WRITTEN EXERCISE:
Scan the material below for the string "Antragsformulars", and copy every line where it shows up.
+++
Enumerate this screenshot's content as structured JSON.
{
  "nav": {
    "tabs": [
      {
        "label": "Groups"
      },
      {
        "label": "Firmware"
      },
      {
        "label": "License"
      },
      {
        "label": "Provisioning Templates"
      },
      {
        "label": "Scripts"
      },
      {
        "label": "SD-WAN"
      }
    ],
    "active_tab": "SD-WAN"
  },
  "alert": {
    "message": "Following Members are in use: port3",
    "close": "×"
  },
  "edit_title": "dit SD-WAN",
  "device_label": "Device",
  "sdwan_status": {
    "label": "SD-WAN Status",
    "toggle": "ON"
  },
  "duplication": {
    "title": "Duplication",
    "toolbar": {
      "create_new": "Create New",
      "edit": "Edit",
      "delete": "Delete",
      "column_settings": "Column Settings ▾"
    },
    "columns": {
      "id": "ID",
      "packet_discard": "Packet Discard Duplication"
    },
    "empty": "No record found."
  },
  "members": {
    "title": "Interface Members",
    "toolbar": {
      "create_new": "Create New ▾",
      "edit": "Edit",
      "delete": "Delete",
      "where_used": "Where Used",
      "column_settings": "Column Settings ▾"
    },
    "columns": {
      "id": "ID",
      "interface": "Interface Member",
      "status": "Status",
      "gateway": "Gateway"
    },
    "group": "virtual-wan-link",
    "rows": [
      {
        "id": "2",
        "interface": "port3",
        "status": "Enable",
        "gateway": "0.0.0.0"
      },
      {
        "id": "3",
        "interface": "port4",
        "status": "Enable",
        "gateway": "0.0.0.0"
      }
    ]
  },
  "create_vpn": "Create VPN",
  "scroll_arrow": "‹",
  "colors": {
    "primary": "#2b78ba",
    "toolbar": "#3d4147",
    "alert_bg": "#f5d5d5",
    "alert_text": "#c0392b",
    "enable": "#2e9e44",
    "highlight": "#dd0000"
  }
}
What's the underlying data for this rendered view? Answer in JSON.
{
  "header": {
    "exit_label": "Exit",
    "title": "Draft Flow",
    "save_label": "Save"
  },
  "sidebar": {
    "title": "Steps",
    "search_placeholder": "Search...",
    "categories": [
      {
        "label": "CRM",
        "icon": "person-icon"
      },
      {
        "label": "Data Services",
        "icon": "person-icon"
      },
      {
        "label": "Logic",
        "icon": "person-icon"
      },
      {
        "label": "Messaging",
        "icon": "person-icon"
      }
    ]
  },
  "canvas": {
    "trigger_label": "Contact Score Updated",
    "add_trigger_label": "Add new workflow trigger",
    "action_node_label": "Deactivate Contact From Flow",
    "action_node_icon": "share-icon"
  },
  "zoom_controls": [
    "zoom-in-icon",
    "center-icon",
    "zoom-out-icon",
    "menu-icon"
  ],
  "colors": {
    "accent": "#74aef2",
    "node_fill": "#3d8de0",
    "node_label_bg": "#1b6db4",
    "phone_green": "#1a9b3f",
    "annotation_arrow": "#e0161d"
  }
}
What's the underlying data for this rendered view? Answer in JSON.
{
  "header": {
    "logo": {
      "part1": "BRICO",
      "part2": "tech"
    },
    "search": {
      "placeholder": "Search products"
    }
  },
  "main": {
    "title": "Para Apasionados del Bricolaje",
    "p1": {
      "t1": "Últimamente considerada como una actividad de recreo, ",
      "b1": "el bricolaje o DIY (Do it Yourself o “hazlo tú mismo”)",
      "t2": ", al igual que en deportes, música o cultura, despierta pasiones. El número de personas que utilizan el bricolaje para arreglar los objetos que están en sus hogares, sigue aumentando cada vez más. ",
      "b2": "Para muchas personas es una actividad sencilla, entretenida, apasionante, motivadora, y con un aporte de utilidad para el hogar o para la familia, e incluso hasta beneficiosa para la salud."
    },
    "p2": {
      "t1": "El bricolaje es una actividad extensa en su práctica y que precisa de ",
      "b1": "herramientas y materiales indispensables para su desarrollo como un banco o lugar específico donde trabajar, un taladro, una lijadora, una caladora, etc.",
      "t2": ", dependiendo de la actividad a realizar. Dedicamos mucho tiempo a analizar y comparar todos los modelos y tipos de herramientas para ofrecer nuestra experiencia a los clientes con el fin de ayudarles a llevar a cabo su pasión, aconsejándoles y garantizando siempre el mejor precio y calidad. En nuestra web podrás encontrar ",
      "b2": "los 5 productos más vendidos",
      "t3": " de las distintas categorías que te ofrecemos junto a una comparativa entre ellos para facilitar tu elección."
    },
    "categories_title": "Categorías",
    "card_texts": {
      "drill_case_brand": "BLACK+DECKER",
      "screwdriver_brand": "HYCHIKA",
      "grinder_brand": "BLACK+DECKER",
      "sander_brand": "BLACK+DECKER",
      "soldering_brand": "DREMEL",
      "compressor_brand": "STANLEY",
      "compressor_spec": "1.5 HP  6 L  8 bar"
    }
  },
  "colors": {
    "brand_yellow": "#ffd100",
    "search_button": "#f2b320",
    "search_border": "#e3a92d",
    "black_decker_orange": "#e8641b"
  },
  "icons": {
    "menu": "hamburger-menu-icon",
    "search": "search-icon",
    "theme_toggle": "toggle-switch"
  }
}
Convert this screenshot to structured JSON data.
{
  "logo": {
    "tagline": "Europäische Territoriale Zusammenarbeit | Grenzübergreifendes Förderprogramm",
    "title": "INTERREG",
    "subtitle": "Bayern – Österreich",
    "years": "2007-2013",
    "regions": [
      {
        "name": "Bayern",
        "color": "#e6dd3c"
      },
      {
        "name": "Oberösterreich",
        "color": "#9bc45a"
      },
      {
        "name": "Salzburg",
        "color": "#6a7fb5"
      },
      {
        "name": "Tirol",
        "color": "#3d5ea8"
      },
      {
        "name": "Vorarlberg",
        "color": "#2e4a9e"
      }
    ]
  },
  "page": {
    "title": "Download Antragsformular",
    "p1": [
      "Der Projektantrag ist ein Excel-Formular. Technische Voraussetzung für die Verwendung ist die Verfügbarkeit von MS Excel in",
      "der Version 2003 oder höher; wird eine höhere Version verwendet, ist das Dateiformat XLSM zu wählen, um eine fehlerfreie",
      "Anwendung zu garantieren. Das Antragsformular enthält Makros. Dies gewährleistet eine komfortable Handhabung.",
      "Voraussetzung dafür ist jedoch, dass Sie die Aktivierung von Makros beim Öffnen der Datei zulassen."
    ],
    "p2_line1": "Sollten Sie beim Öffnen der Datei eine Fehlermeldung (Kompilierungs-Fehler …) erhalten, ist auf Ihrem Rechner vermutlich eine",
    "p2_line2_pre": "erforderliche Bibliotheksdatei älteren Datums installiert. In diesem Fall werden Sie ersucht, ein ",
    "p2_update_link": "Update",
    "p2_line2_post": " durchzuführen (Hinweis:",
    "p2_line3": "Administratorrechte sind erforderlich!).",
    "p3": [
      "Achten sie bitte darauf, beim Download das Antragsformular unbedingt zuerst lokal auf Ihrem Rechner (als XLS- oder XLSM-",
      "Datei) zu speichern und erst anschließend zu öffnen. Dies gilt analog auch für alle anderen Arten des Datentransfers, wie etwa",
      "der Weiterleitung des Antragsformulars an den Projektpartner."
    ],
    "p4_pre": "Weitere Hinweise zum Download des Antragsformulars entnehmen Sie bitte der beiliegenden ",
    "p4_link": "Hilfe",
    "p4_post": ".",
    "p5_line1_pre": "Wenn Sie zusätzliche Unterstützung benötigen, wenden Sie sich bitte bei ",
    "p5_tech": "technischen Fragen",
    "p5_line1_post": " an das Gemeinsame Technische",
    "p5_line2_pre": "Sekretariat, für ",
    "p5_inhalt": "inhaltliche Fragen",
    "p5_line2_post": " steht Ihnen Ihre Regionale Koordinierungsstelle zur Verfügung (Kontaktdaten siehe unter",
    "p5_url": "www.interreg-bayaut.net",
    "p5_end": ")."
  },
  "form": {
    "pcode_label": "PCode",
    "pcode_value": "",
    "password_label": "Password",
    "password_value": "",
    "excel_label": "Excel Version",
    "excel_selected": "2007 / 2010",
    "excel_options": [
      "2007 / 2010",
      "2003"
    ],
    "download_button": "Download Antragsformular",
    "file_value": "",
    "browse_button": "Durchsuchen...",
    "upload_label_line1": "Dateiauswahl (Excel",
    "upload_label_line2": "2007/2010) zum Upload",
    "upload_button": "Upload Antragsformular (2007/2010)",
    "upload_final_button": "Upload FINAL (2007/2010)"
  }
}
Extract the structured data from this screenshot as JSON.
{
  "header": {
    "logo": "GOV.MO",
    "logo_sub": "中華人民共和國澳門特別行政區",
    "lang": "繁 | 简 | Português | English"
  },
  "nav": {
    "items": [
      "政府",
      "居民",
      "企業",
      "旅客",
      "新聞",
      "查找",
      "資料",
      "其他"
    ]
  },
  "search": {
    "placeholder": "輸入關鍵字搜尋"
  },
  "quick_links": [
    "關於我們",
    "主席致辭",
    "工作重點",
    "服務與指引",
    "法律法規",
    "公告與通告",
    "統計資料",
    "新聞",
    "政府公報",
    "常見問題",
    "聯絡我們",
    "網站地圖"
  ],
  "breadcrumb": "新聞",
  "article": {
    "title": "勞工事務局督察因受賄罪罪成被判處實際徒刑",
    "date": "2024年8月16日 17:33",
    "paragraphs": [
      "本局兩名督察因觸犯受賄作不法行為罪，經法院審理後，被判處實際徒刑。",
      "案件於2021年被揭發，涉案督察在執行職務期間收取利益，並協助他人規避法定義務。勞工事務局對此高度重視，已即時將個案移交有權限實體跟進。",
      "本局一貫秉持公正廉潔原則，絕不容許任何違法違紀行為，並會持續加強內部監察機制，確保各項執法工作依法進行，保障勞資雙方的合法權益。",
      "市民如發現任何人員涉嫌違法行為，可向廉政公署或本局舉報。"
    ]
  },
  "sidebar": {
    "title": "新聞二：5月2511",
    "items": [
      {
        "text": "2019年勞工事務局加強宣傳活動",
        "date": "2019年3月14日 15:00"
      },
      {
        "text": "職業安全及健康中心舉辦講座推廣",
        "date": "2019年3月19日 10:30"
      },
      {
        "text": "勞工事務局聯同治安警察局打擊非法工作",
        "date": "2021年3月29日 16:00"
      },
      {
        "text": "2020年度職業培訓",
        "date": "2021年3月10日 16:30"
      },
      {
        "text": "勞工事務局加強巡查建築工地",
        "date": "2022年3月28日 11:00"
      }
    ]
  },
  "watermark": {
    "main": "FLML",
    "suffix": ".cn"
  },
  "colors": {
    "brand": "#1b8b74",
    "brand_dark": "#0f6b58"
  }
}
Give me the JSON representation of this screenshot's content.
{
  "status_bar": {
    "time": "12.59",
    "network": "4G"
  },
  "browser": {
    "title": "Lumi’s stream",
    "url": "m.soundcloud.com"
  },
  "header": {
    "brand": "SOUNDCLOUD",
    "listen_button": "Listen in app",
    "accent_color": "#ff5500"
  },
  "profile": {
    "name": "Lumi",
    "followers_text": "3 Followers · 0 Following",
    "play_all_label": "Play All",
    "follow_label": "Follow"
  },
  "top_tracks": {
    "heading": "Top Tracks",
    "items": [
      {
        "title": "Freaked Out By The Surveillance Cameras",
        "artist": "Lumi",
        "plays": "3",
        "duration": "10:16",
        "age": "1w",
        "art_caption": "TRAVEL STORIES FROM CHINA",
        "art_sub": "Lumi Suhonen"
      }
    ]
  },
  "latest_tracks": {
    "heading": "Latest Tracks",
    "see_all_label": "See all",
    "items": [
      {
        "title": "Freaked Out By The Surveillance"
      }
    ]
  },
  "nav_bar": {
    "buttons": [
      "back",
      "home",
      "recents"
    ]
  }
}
+++
COMPLETE ANSWER:
      "der Weiterleitung des Antragsformulars an den Projektpartner."
    "p4_pre": "Weitere Hinweise zum Download des Antragsformulars entnehmen Sie bitte der beiliegenden ",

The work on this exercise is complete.